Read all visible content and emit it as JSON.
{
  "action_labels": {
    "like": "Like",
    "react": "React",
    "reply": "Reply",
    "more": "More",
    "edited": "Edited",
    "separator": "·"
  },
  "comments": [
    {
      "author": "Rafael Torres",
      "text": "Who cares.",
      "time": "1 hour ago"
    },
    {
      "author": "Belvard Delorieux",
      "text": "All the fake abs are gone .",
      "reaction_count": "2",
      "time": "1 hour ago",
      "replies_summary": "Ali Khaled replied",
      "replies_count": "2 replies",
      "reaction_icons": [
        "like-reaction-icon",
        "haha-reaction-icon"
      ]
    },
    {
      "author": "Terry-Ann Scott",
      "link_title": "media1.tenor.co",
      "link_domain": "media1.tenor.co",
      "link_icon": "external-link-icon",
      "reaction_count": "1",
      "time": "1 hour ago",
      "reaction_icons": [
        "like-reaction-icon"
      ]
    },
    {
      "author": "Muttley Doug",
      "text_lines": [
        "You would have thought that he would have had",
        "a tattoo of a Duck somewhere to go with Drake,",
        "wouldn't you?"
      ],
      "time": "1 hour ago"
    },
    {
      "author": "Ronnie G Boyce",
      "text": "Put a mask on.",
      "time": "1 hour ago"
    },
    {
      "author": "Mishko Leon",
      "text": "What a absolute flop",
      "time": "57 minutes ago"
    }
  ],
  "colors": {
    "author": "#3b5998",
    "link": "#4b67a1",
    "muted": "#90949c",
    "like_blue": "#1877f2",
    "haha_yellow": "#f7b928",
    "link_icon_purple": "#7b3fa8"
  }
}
· · · ·
### OBJECTIVE:
Repeat the material in full, exactly as it stands.

### ANSWER TO THE EXERCISE:
Read all visible content and emit it as JSON.
{
  "action_labels": {
    "like": "Like",
    "react": "React",
    "reply": "Reply",
    "more": "More",
    "edited": "Edited",
    "separator": "·"
  },
  "comments": [
    {
      "author": "Rafael Torres",
      "text": "Who cares.",
      "time": "1 hour ago"
    },
    {
      "author": "Belvard Delorieux",
      "text": "All the fake abs are gone .",
      "reaction_count": "2",
      "time": "1 hour ago",
      "replies_summary": "Ali Khaled replied",
      "replies_count": "2 replies",
      "reaction_icons": [
        "like-reaction-icon",
        "haha-reaction-icon"
      ]
    },
    {
      "author": "Terry-Ann Scott",
      "link_title": "media1.tenor.co",
      "link_domain": "media1.tenor.co",
      "link_icon": "external-link-icon",
      "reaction_count": "1",
      "time": "1 hour ago",
      "reaction_icons": [
        "like-reaction-icon"
      ]
    },
    {
      "author": "Muttley Doug",
      "text_lines": [
        "You would have thought that he would have had",
        "a tattoo of a Duck somewhere to go with Drake,",
        "wouldn't you?"
      ],
      "time": "1 hour ago"
    },
    {
      "author": "Ronnie G Boyce",
      "text": "Put a mask on.",
      "time": "1 hour ago"
    },
    {
      "author": "Mishko Leon",
      "text": "What a absolute flop",
      "time": "57 minutes ago"
    }
  ],
  "colors": {
    "author": "#3b5998",
    "link": "#4b67a1",
    "muted": "#90949c",
    "like_blue": "#1877f2",
    "haha_yellow": "#f7b928",
    "link_icon_purple": "#7b3fa8"
  }
}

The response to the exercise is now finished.